**** Supplied entries ****

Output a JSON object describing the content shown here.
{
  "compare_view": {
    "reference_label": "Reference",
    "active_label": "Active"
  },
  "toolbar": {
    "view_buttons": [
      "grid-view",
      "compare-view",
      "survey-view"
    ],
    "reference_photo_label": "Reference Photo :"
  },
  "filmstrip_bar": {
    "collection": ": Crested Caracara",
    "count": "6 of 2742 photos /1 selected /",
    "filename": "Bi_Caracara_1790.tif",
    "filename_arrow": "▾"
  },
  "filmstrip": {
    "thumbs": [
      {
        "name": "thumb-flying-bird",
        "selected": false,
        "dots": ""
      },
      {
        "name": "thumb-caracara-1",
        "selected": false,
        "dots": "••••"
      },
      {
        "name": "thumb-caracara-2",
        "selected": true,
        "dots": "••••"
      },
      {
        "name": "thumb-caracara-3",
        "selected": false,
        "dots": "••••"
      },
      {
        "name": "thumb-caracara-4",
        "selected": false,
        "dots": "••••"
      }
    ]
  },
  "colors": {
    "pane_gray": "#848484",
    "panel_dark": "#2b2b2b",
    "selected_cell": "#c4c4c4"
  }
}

****

Please set down each line of the records exactly as given.

Output a JSON object describing the content shown here.
{
  "compare_view": {
    "reference_label": "Reference",
    "active_label": "Active"
  },
  "toolbar": {
    "view_buttons": [
      "grid-view",
      "compare-view",
      "survey-view"
    ],
    "reference_photo_label": "Reference Photo :"
  },
  "filmstrip_bar": {
    "collection": ": Crested Caracara",
    "count": "6 of 2742 photos /1 selected /",
    "filename": "Bi_Caracara_1790.tif",
    "filename_arrow": "▾"
  },
  "filmstrip": {
    "thumbs": [
      {
        "name": "thumb-flying-bird",
        "selected": false,
        "dots": ""
      },
      {
        "name": "thumb-caracara-1",
        "selected": false,
        "dots": "••••"
      },
      {
        "name": "thumb-caracara-2",
        "selected": true,
        "dots": "••••"
      },
      {
        "name": "thumb-caracara-3",
        "selected": false,
        "dots": "••••"
      },
      {
        "name": "thumb-caracara-4",
        "selected": false,
        "dots": "••••"
      }
    ]
  },
  "colors": {
    "pane_gray": "#848484",
    "panel_dark": "#2b2b2b",
    "selected_cell": "#c4c4c4"
  }
}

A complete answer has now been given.